## Stated task:
Locate the string "years" in the records below. Copy every line where it occurs.

** START **

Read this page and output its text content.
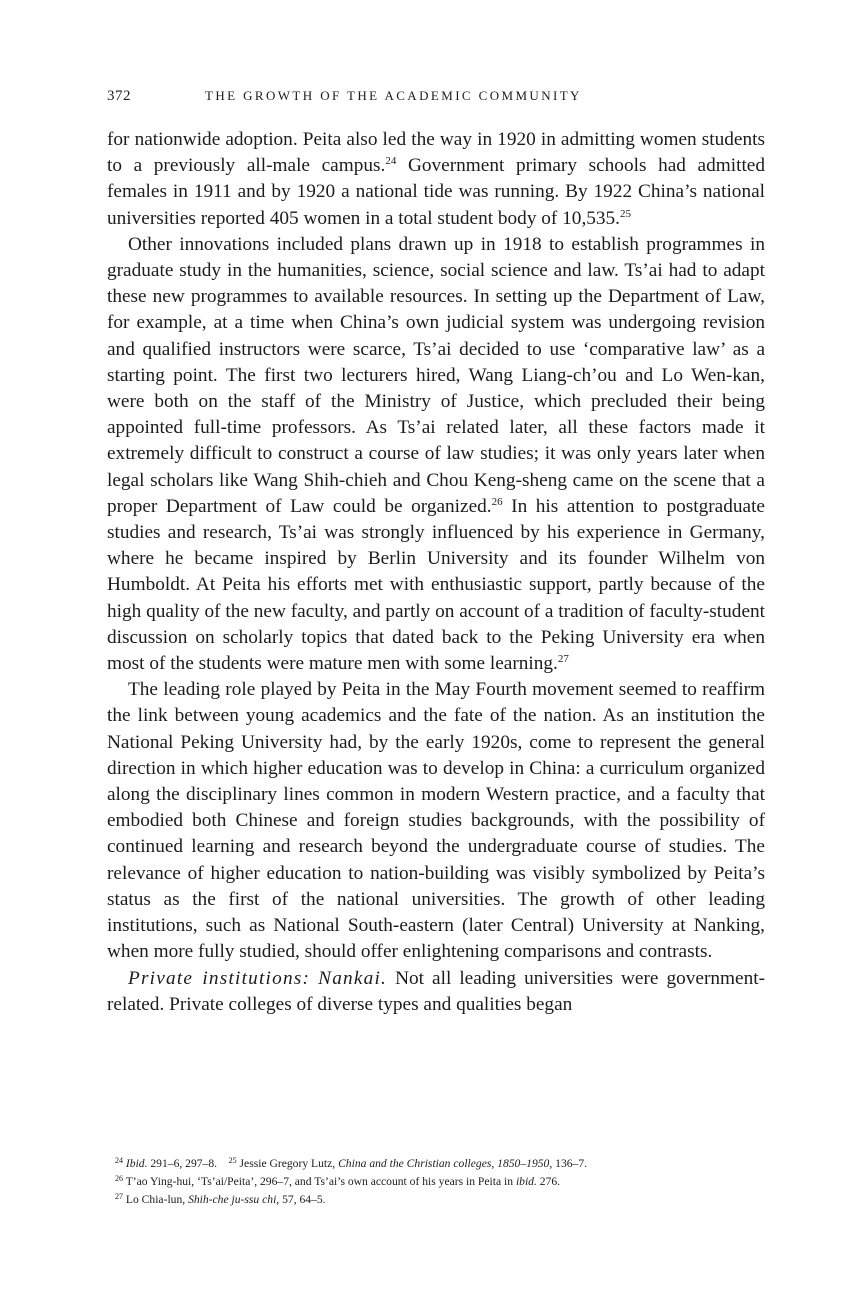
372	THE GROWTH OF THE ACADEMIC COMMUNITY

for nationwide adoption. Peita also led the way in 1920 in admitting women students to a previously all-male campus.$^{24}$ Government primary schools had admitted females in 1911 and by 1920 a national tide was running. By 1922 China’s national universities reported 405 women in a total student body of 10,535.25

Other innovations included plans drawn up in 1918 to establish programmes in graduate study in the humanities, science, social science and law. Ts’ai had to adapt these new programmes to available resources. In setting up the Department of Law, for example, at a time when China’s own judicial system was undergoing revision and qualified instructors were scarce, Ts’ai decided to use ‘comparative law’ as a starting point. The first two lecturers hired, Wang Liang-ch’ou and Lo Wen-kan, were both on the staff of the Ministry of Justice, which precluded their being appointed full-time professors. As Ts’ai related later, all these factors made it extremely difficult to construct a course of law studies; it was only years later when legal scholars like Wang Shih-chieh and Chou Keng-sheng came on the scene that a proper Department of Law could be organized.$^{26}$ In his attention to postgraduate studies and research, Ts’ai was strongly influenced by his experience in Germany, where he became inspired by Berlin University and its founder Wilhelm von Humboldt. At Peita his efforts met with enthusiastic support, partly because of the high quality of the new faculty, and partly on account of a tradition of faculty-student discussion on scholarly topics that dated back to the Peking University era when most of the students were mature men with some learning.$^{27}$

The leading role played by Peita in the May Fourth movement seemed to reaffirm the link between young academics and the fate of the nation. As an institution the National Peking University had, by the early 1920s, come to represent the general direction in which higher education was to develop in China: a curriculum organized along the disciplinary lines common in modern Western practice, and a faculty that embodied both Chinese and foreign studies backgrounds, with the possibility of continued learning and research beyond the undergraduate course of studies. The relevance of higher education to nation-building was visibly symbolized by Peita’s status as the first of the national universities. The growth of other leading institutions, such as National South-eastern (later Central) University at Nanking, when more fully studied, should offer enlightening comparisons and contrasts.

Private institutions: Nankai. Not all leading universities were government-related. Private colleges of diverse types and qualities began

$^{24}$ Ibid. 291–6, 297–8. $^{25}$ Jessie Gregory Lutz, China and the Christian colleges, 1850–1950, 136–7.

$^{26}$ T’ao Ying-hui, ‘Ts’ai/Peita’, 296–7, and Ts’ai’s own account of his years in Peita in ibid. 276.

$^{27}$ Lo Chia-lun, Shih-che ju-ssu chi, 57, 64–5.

** END **
** START **

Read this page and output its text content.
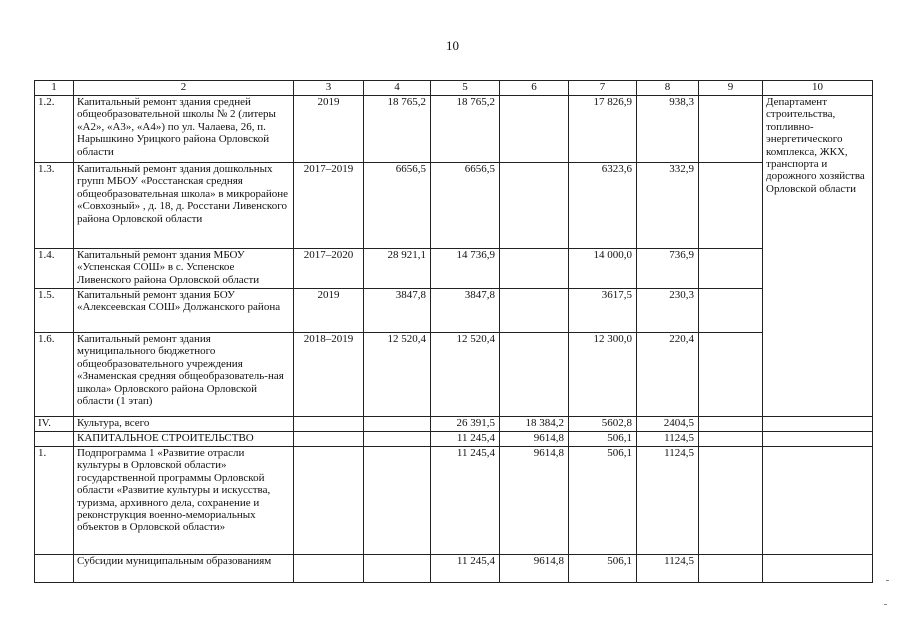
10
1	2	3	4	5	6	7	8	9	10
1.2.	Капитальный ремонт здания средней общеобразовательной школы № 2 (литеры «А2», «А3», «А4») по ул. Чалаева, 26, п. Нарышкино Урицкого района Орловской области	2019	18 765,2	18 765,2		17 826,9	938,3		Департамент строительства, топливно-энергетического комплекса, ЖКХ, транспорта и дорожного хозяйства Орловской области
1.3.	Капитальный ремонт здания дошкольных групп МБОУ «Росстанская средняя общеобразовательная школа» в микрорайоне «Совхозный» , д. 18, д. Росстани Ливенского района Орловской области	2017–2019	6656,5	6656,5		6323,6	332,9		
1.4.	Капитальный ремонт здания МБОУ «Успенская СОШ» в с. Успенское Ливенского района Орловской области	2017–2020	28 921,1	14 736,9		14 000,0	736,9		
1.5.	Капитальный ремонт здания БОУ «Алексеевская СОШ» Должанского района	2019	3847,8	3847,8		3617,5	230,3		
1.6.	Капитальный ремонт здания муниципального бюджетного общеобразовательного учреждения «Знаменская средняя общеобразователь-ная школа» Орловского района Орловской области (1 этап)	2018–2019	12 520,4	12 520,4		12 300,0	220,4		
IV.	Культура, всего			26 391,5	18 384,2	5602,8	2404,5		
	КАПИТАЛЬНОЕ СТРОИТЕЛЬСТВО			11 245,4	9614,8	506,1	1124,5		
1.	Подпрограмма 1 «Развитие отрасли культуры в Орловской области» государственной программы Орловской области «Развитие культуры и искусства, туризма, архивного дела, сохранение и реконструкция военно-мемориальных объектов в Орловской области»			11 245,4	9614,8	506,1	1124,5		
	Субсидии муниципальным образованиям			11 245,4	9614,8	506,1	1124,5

** END **

## Written answer:
Other innovations included plans drawn up in 1918 to establish programmes in graduate study in the humanities, science, social science and law. Ts’ai had to adapt these new programmes to available resources. In setting up the Department of Law, for example, at a time when China’s own judicial system was undergoing revision and qualified instructors were scarce, Ts’ai decided to use ‘comparative law’ as a starting point. The first two lecturers hired, Wang Liang-ch’ou and Lo Wen-kan, were both on the staff of the Ministry of Justice, which precluded their being appointed full-time professors. As Ts’ai related later, all these factors made it extremely difficult to construct a course of law studies; it was only years later when legal scholars like Wang Shih-chieh and Chou Keng-sheng came on the scene that a proper Department of Law could be organized.$^{26}$ In his attention to postgraduate studies and research, Ts’ai was strongly influenced by his experience in Germany, where he became inspired by Berlin University and its founder Wilhelm von Humboldt. At Peita his efforts met with enthusiastic support, partly because of the high quality of the new faculty, and partly on account of a tradition of faculty-student discussion on scholarly topics that dated back to the Peking University era when most of the students were mature men with some learning.$^{27}$
$^{26}$ T’ao Ying-hui, ‘Ts’ai/Peita’, 296–7, and Ts’ai’s own account of his years in Peita in ibid. 276.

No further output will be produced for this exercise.